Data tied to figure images
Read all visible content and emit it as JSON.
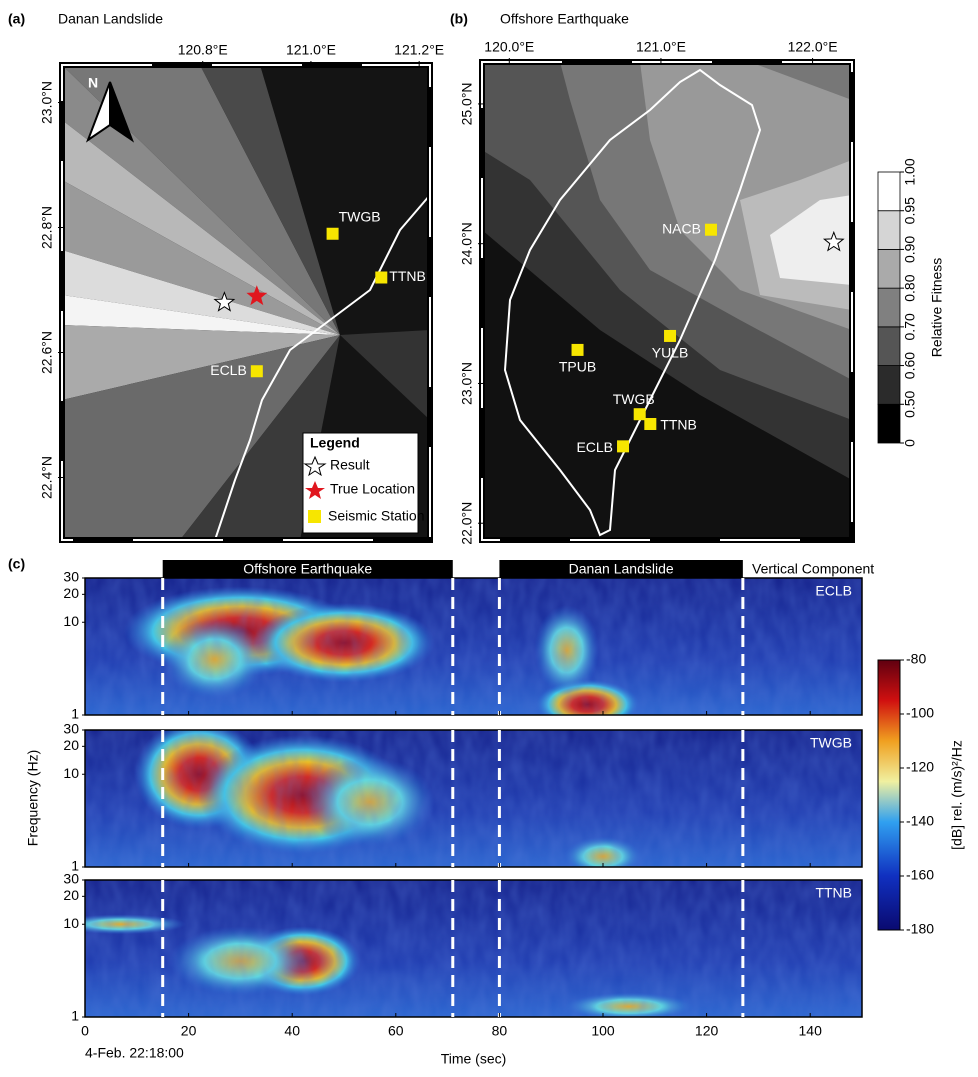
{
  "panels": [
    {
      "label": "(a)",
      "title": "Danan Landslide",
      "xlim": [
        120.54,
        121.22
      ],
      "ylim": [
        22.3,
        23.06
      ],
      "xticks": [
        {
          "value": 120.8,
          "label": "120.8°E"
        },
        {
          "value": 121.0,
          "label": "121.0°E"
        },
        {
          "value": 121.2,
          "label": "121.2°E"
        }
      ],
      "yticks": [
        {
          "value": 22.4,
          "label": "22.4°N"
        },
        {
          "value": 22.6,
          "label": "22.6°N"
        },
        {
          "value": 22.8,
          "label": "22.8°N"
        },
        {
          "value": 23.0,
          "label": "23.0°N"
        }
      ],
      "north": "N",
      "stations": [
        {
          "name": "TWGB",
          "lon": 121.04,
          "lat": 22.79
        },
        {
          "name": "TTNB",
          "lon": 121.13,
          "lat": 22.72
        },
        {
          "name": "ECLB",
          "lon": 120.9,
          "lat": 22.57
        }
      ],
      "result": {
        "lon": 120.84,
        "lat": 22.68
      },
      "true_location": {
        "lon": 120.9,
        "lat": 22.69
      },
      "legend": {
        "title": "Legend",
        "result": "Result",
        "true_location": "True Location",
        "station": "Seismic Station"
      }
    },
    {
      "label": "(b)",
      "title": "Offshore Earthquake",
      "xlim": [
        119.82,
        122.26
      ],
      "ylim": [
        21.88,
        25.3
      ],
      "xticks": [
        {
          "value": 120.0,
          "label": "120.0°E"
        },
        {
          "value": 121.0,
          "label": "121.0°E"
        },
        {
          "value": 122.0,
          "label": "122.0°E"
        }
      ],
      "yticks": [
        {
          "value": 22.0,
          "label": "22.0°N"
        },
        {
          "value": 23.0,
          "label": "23.0°N"
        },
        {
          "value": 24.0,
          "label": "24.0°N"
        },
        {
          "value": 25.0,
          "label": "25.0°N"
        }
      ],
      "stations": [
        {
          "name": "NACB",
          "lon": 121.33,
          "lat": 24.1
        },
        {
          "name": "YULB",
          "lon": 121.06,
          "lat": 23.34
        },
        {
          "name": "TPUB",
          "lon": 120.45,
          "lat": 23.24
        },
        {
          "name": "TWGB",
          "lon": 120.86,
          "lat": 22.78
        },
        {
          "name": "TTNB",
          "lon": 120.93,
          "lat": 22.71
        },
        {
          "name": "ECLB",
          "lon": 120.75,
          "lat": 22.55
        }
      ],
      "result": {
        "lon": 122.14,
        "lat": 24.01
      },
      "colorbar": {
        "label": "Relative Fitness",
        "ticks": [
          0,
          {
            "value": 0.5,
            "label": "0.50"
          },
          {
            "value": 0.6,
            "label": "0.60"
          },
          {
            "value": 0.7,
            "label": "0.70"
          },
          {
            "value": 0.8,
            "label": "0.80"
          },
          {
            "value": 0.9,
            "label": "0.90"
          },
          0.95,
          {
            "value": 1,
            "label": "1.00"
          }
        ]
      }
    }
  ],
  "spectrograms": {
    "label": "(c)",
    "xlim": [
      0,
      150
    ],
    "xticks": [
      0,
      20,
      40,
      60,
      80,
      100,
      120,
      140
    ],
    "ylim": [
      1,
      30
    ],
    "yticks": [
      1,
      10,
      20,
      30
    ],
    "log_y": true,
    "x_label": "Time (sec)",
    "start_time": "4-Feb. 22:18:00",
    "y_label": "Frequency (Hz)",
    "component": "Vertical Component",
    "windows": [
      {
        "name": "Offshore Earthquake",
        "start": 15,
        "end": 71
      },
      {
        "name": "Danan Landslide",
        "start": 80,
        "end": 127
      }
    ],
    "stations": [
      "ECLB",
      "TWGB",
      "TTNB"
    ],
    "colorbar": {
      "label": "[dB] rel. (m/s)²/Hz",
      "lim": [
        -180,
        -80
      ],
      "ticks": [
        -180,
        -160,
        -140,
        -120,
        -100,
        -80
      ]
    }
  }
}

■ Task statement
Copy the listing exactly. Any image in it stays out of the copy.

■ Written answer
Read all visible content and emit it as JSON.
{
  "panels": [
    {
      "label": "(a)",
      "title": "Danan Landslide",
      "xlim": [
        120.54,
        121.22
      ],
      "ylim": [
        22.3,
        23.06
      ],
      "xticks": [
        {
          "value": 120.8,
          "label": "120.8°E"
        },
        {
          "value": 121.0,
          "label": "121.0°E"
        },
        {
          "value": 121.2,
          "label": "121.2°E"
        }
      ],
      "yticks": [
        {
          "value": 22.4,
          "label": "22.4°N"
        },
        {
          "value": 22.6,
          "label": "22.6°N"
        },
        {
          "value": 22.8,
          "label": "22.8°N"
        },
        {
          "value": 23.0,
          "label": "23.0°N"
        }
      ],
      "north": "N",
      "stations": [
        {
          "name": "TWGB",
          "lon": 121.04,
          "lat": 22.79
        },
        {
          "name": "TTNB",
          "lon": 121.13,
          "lat": 22.72
        },
        {
          "name": "ECLB",
          "lon": 120.9,
          "lat": 22.57
        }
      ],
      "result": {
        "lon": 120.84,
        "lat": 22.68
      },
      "true_location": {
        "lon": 120.9,
        "lat": 22.69
      },
      "legend": {
        "title": "Legend",
        "result": "Result",
        "true_location": "True Location",
        "station": "Seismic Station"
      }
    },
    {
      "label": "(b)",
      "title": "Offshore Earthquake",
      "xlim": [
        119.82,
        122.26
      ],
      "ylim": [
        21.88,
        25.3
      ],
      "xticks": [
        {
          "value": 120.0,
          "label": "120.0°E"
        },
        {
          "value": 121.0,
          "label": "121.0°E"
        },
        {
          "value": 122.0,
          "label": "122.0°E"
        }
      ],
      "yticks": [
        {
          "value": 22.0,
          "label": "22.0°N"
        },
        {
          "value": 23.0,
          "label": "23.0°N"
        },
        {
          "value": 24.0,
          "label": "24.0°N"
        },
        {
          "value": 25.0,
          "label": "25.0°N"
        }
      ],
      "stations": [
        {
          "name": "NACB",
          "lon": 121.33,
          "lat": 24.1
        },
        {
          "name": "YULB",
          "lon": 121.06,
          "lat": 23.34
        },
        {
          "name": "TPUB",
          "lon": 120.45,
          "lat": 23.24
        },
        {
          "name": "TWGB",
          "lon": 120.86,
          "lat": 22.78
        },
        {
          "name": "TTNB",
          "lon": 120.93,
          "lat": 22.71
        },
        {
          "name": "ECLB",
          "lon": 120.75,
          "lat": 22.55
        }
      ],
      "result": {
        "lon": 122.14,
        "lat": 24.01
      },
      "colorbar": {
        "label": "Relative Fitness",
        "ticks": [
          0,
          {
            "value": 0.5,
            "label": "0.50"
          },
          {
            "value": 0.6,
            "label": "0.60"
          },
          {
            "value": 0.7,
            "label": "0.70"
          },
          {
            "value": 0.8,
            "label": "0.80"
          },
          {
            "value": 0.9,
            "label": "0.90"
          },
          0.95,
          {
            "value": 1,
            "label": "1.00"
          }
        ]
      }
    }
  ],
  "spectrograms": {
    "label": "(c)",
    "xlim": [
      0,
      150
    ],
    "xticks": [
      0,
      20,
      40,
      60,
      80,
      100,
      120,
      140
    ],
    "ylim": [
      1,
      30
    ],
    "yticks": [
      1,
      10,
      20,
      30
    ],
    "log_y": true,
    "x_label": "Time (sec)",
    "start_time": "4-Feb. 22:18:00",
    "y_label": "Frequency (Hz)",
    "component": "Vertical Component",
    "windows": [
      {
        "name": "Offshore Earthquake",
        "start": 15,
        "end": 71
      },
      {
        "name": "Danan Landslide",
        "start": 80,
        "end": 127
      }
    ],
    "stations": [
      "ECLB",
      "TWGB",
      "TTNB"
    ],
    "colorbar": {
      "label": "[dB] rel. (m/s)²/Hz",
      "lim": [
        -180,
        -80
      ],
      "ticks": [
        -180,
        -160,
        -140,
        -120,
        -100,
        -80
      ]
    }
  }
}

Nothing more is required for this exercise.